Exercise instructions – Copy out every line of the material below word for word, leaving out the pictures.

:: Recorded data

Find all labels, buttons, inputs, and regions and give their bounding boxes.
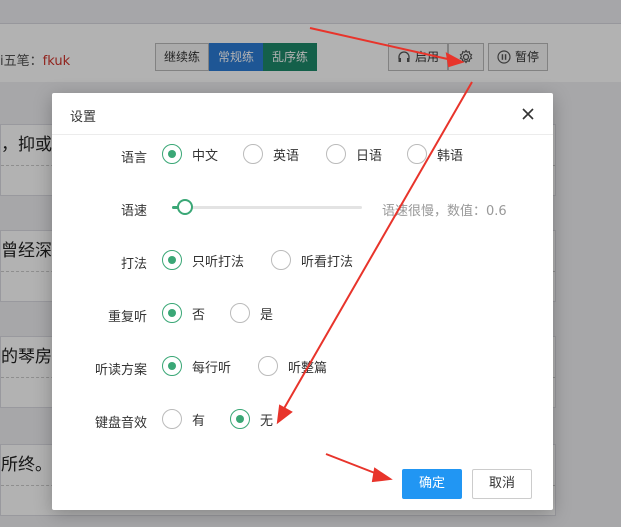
radio-unchecked[interactable]: [258, 356, 278, 376]
confirm-button[interactable]: 确定: [402, 469, 462, 499]
language-option-en[interactable]: 英语: [243, 144, 299, 164]
settings-dialog: 设置 语言 中文 英语 日语 韩语 语速 语速很慢，数值：0.6 打法 只听打法…: [52, 93, 553, 510]
radio-checked[interactable]: [230, 409, 250, 429]
language-option-zh[interactable]: 中文: [162, 144, 218, 164]
radio-checked[interactable]: [162, 303, 182, 323]
radio-unchecked[interactable]: [230, 303, 250, 323]
radio-checked[interactable]: [162, 144, 182, 164]
repeat-row: 重复听 否 是: [52, 303, 553, 327]
keysound-label: 键盘音效: [94, 416, 147, 431]
language-label: 语言: [120, 151, 147, 166]
keysound-row: 键盘音效 有 无: [52, 409, 553, 433]
language-option-ja[interactable]: 日语: [326, 144, 382, 164]
speed-slider-handle[interactable]: [177, 199, 193, 215]
scheme-option-whole[interactable]: 听整篇: [258, 356, 327, 376]
scheme-option-per-line[interactable]: 每行听: [162, 356, 231, 376]
radio-unchecked[interactable]: [326, 144, 346, 164]
style-row: 打法 只听打法 听看打法: [52, 250, 553, 274]
repeat-label: 重复听: [107, 310, 147, 325]
radio-unchecked[interactable]: [271, 250, 291, 270]
repeat-option-yes[interactable]: 是: [230, 303, 273, 323]
style-option-listen-only[interactable]: 只听打法: [162, 250, 244, 270]
cancel-button[interactable]: 取消: [472, 469, 532, 499]
speed-label: 语速: [120, 204, 147, 219]
dialog-header: 设置: [52, 93, 553, 135]
radio-unchecked[interactable]: [162, 409, 182, 429]
keysound-option-on[interactable]: 有: [162, 409, 205, 429]
close-icon: [522, 108, 534, 120]
dialog-title: 设置: [70, 110, 97, 125]
keysound-option-off[interactable]: 无: [230, 409, 273, 429]
scheme-row: 听读方案 每行听 听整篇: [52, 356, 553, 380]
radio-unchecked[interactable]: [407, 144, 427, 164]
language-row: 语言 中文 英语 日语 韩语: [52, 144, 553, 168]
scheme-label: 听读方案: [94, 363, 147, 378]
repeat-option-no[interactable]: 否: [162, 303, 205, 323]
radio-unchecked[interactable]: [243, 144, 263, 164]
speed-slider[interactable]: [172, 199, 362, 215]
speed-info: 语速很慢，数值：0.6: [382, 204, 507, 219]
style-option-listen-look[interactable]: 听看打法: [271, 250, 353, 270]
language-option-ko[interactable]: 韩语: [407, 144, 463, 164]
style-label: 打法: [120, 257, 147, 272]
radio-checked[interactable]: [162, 250, 182, 270]
close-button[interactable]: [519, 105, 537, 123]
radio-checked[interactable]: [162, 356, 182, 376]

::::

Task answer –
Find all labels, buttons, inputs, and regions and give their bounding boxes.
radio-unchecked[interactable]: [258, 356, 278, 376]
confirm-button[interactable]: 确定: [402, 469, 462, 499]
language-option-en[interactable]: 英语: [243, 144, 299, 164]
settings-dialog: 设置 语言 中文 英语 日语 韩语 语速 语速很慢，数值：0.6 打法 只听打法…: [52, 93, 553, 510]
radio-checked[interactable]: [230, 409, 250, 429]
language-option-zh[interactable]: 中文: [162, 144, 218, 164]
radio-checked[interactable]: [162, 303, 182, 323]
radio-unchecked[interactable]: [230, 303, 250, 323]
radio-checked[interactable]: [162, 144, 182, 164]
repeat-row: 重复听 否 是: [52, 303, 553, 327]
keysound-label: 键盘音效: [94, 416, 147, 431]
language-label: 语言: [120, 151, 147, 166]
keysound-row: 键盘音效 有 无: [52, 409, 553, 433]
language-option-ja[interactable]: 日语: [326, 144, 382, 164]
speed-slider-handle[interactable]: [177, 199, 193, 215]
scheme-option-whole[interactable]: 听整篇: [258, 356, 327, 376]
scheme-option-per-line[interactable]: 每行听: [162, 356, 231, 376]
radio-unchecked[interactable]: [326, 144, 346, 164]
style-row: 打法 只听打法 听看打法: [52, 250, 553, 274]
repeat-label: 重复听: [107, 310, 147, 325]
radio-unchecked[interactable]: [271, 250, 291, 270]
repeat-option-yes[interactable]: 是: [230, 303, 273, 323]
style-option-listen-only[interactable]: 只听打法: [162, 250, 244, 270]
cancel-button[interactable]: 取消: [472, 469, 532, 499]
speed-label: 语速: [120, 204, 147, 219]
dialog-header: 设置: [52, 93, 553, 135]
radio-unchecked[interactable]: [162, 409, 182, 429]
keysound-option-on[interactable]: 有: [162, 409, 205, 429]
close-icon: [522, 108, 534, 120]
dialog-title: 设置: [70, 110, 97, 125]
keysound-option-off[interactable]: 无: [230, 409, 273, 429]
scheme-row: 听读方案 每行听 听整篇: [52, 356, 553, 380]
radio-unchecked[interactable]: [407, 144, 427, 164]
language-row: 语言 中文 英语 日语 韩语: [52, 144, 553, 168]
scheme-label: 听读方案: [94, 363, 147, 378]
repeat-option-no[interactable]: 否: [162, 303, 205, 323]
radio-unchecked[interactable]: [243, 144, 263, 164]
speed-slider[interactable]: [172, 199, 362, 215]
speed-info: 语速很慢，数值：0.6: [382, 204, 507, 219]
style-option-listen-look[interactable]: 听看打法: [271, 250, 353, 270]
language-option-ko[interactable]: 韩语: [407, 144, 463, 164]
style-label: 打法: [120, 257, 147, 272]
radio-checked[interactable]: [162, 250, 182, 270]
close-button[interactable]: [519, 105, 537, 123]
radio-checked[interactable]: [162, 356, 182, 376]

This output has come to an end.